§ Saved data entries
<<<<
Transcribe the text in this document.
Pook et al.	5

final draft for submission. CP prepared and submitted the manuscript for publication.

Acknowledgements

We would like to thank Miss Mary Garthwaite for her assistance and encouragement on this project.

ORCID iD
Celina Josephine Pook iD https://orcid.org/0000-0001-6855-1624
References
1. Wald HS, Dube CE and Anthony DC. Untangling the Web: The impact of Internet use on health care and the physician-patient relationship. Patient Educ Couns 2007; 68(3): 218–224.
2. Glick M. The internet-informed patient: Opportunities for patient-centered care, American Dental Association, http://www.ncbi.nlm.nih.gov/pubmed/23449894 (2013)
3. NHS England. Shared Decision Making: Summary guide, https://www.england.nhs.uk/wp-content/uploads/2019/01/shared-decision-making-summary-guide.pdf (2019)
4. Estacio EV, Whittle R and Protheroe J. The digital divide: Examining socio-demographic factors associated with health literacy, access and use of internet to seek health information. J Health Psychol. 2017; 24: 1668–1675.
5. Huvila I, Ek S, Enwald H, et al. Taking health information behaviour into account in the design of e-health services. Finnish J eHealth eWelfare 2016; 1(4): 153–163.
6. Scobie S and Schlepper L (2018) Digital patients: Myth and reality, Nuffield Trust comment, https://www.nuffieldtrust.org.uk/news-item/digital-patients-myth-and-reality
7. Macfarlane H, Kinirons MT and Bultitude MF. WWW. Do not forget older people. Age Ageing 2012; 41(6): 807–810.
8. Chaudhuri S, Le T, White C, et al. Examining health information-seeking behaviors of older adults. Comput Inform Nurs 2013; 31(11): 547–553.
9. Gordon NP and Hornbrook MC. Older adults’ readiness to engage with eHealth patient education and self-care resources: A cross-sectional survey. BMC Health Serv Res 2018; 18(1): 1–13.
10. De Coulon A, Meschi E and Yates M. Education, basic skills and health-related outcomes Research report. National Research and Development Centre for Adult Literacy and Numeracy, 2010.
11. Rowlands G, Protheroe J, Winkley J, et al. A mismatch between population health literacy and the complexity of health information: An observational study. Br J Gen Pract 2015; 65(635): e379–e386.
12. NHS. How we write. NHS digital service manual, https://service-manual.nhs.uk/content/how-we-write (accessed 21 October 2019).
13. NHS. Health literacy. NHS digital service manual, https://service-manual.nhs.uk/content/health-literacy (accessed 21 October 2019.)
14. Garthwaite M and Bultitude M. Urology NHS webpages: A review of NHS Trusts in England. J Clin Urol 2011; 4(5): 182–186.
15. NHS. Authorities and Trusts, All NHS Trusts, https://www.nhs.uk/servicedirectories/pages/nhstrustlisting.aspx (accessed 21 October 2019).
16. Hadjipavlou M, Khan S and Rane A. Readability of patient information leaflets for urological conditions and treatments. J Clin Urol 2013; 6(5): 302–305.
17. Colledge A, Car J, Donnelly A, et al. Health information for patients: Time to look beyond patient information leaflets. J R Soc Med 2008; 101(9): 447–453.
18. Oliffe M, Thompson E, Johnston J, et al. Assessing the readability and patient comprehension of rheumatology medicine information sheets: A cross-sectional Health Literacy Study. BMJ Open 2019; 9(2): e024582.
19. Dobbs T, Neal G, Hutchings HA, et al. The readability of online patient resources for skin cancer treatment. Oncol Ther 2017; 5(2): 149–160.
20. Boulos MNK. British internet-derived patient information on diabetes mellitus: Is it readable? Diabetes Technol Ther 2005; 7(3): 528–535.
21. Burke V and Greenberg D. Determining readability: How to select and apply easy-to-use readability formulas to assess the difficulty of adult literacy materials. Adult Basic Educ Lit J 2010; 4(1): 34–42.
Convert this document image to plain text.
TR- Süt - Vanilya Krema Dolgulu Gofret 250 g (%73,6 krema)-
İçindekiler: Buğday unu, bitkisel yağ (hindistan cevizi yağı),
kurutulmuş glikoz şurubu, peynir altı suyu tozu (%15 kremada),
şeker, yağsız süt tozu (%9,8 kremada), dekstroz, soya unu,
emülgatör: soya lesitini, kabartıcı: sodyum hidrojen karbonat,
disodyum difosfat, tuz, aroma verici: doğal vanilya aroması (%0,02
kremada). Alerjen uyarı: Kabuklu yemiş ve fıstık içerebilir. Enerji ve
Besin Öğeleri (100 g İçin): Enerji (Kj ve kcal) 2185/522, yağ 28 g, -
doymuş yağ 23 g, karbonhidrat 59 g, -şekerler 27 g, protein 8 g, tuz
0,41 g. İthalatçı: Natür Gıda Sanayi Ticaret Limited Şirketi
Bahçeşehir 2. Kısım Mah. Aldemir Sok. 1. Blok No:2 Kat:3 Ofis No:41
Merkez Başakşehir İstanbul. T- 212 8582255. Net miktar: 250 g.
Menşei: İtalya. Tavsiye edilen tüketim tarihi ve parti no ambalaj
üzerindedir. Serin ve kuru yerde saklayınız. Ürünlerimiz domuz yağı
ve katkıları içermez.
>>>>
§ Exercise instructions
Type out all of the records again, exactly.

§ Response area
Transcribe the text in this document.
Pook et al.	5

final draft for submission. CP prepared and submitted the manuscript for publication.

Acknowledgements

We would like to thank Miss Mary Garthwaite for her assistance and encouragement on this project.

ORCID iD
Celina Josephine Pook iD https://orcid.org/0000-0001-6855-1624
References
1. Wald HS, Dube CE and Anthony DC. Untangling the Web: The impact of Internet use on health care and the physician-patient relationship. Patient Educ Couns 2007; 68(3): 218–224.
2. Glick M. The internet-informed patient: Opportunities for patient-centered care, American Dental Association, http://www.ncbi.nlm.nih.gov/pubmed/23449894 (2013)
3. NHS England. Shared Decision Making: Summary guide, https://www.england.nhs.uk/wp-content/uploads/2019/01/shared-decision-making-summary-guide.pdf (2019)
4. Estacio EV, Whittle R and Protheroe J. The digital divide: Examining socio-demographic factors associated with health literacy, access and use of internet to seek health information. J Health Psychol. 2017; 24: 1668–1675.
5. Huvila I, Ek S, Enwald H, et al. Taking health information behaviour into account in the design of e-health services. Finnish J eHealth eWelfare 2016; 1(4): 153–163.
6. Scobie S and Schlepper L (2018) Digital patients: Myth and reality, Nuffield Trust comment, https://www.nuffieldtrust.org.uk/news-item/digital-patients-myth-and-reality
7. Macfarlane H, Kinirons MT and Bultitude MF. WWW. Do not forget older people. Age Ageing 2012; 41(6): 807–810.
8. Chaudhuri S, Le T, White C, et al. Examining health information-seeking behaviors of older adults. Comput Inform Nurs 2013; 31(11): 547–553.
9. Gordon NP and Hornbrook MC. Older adults’ readiness to engage with eHealth patient education and self-care resources: A cross-sectional survey. BMC Health Serv Res 2018; 18(1): 1–13.
10. De Coulon A, Meschi E and Yates M. Education, basic skills and health-related outcomes Research report. National Research and Development Centre for Adult Literacy and Numeracy, 2010.
11. Rowlands G, Protheroe J, Winkley J, et al. A mismatch between population health literacy and the complexity of health information: An observational study. Br J Gen Pract 2015; 65(635): e379–e386.
12. NHS. How we write. NHS digital service manual, https://service-manual.nhs.uk/content/how-we-write (accessed 21 October 2019).
13. NHS. Health literacy. NHS digital service manual, https://service-manual.nhs.uk/content/health-literacy (accessed 21 October 2019.)
14. Garthwaite M and Bultitude M. Urology NHS webpages: A review of NHS Trusts in England. J Clin Urol 2011; 4(5): 182–186.
15. NHS. Authorities and Trusts, All NHS Trusts, https://www.nhs.uk/servicedirectories/pages/nhstrustlisting.aspx (accessed 21 October 2019).
16. Hadjipavlou M, Khan S and Rane A. Readability of patient information leaflets for urological conditions and treatments. J Clin Urol 2013; 6(5): 302–305.
17. Colledge A, Car J, Donnelly A, et al. Health information for patients: Time to look beyond patient information leaflets. J R Soc Med 2008; 101(9): 447–453.
18. Oliffe M, Thompson E, Johnston J, et al. Assessing the readability and patient comprehension of rheumatology medicine information sheets: A cross-sectional Health Literacy Study. BMJ Open 2019; 9(2): e024582.
19. Dobbs T, Neal G, Hutchings HA, et al. The readability of online patient resources for skin cancer treatment. Oncol Ther 2017; 5(2): 149–160.
20. Boulos MNK. British internet-derived patient information on diabetes mellitus: Is it readable? Diabetes Technol Ther 2005; 7(3): 528–535.
21. Burke V and Greenberg D. Determining readability: How to select and apply easy-to-use readability formulas to assess the difficulty of adult literacy materials. Adult Basic Educ Lit J 2010; 4(1): 34–42.
Convert this document image to plain text.
TR- Süt - Vanilya Krema Dolgulu Gofret 250 g (%73,6 krema)-
İçindekiler: Buğday unu, bitkisel yağ (hindistan cevizi yağı),
kurutulmuş glikoz şurubu, peynir altı suyu tozu (%15 kremada),
şeker, yağsız süt tozu (%9,8 kremada), dekstroz, soya unu,
emülgatör: soya lesitini, kabartıcı: sodyum hidrojen karbonat,
disodyum difosfat, tuz, aroma verici: doğal vanilya aroması (%0,02
kremada). Alerjen uyarı: Kabuklu yemiş ve fıstık içerebilir. Enerji ve
Besin Öğeleri (100 g İçin): Enerji (Kj ve kcal) 2185/522, yağ 28 g, -
doymuş yağ 23 g, karbonhidrat 59 g, -şekerler 27 g, protein 8 g, tuz
0,41 g. İthalatçı: Natür Gıda Sanayi Ticaret Limited Şirketi
Bahçeşehir 2. Kısım Mah. Aldemir Sok. 1. Blok No:2 Kat:3 Ofis No:41
Merkez Başakşehir İstanbul. T- 212 8582255. Net miktar: 250 g.
Menşei: İtalya. Tavsiye edilen tüketim tarihi ve parti no ambalaj
üzerindedir. Serin ve kuru yerde saklayınız. Ürünlerimiz domuz yağı
ve katkıları içermez.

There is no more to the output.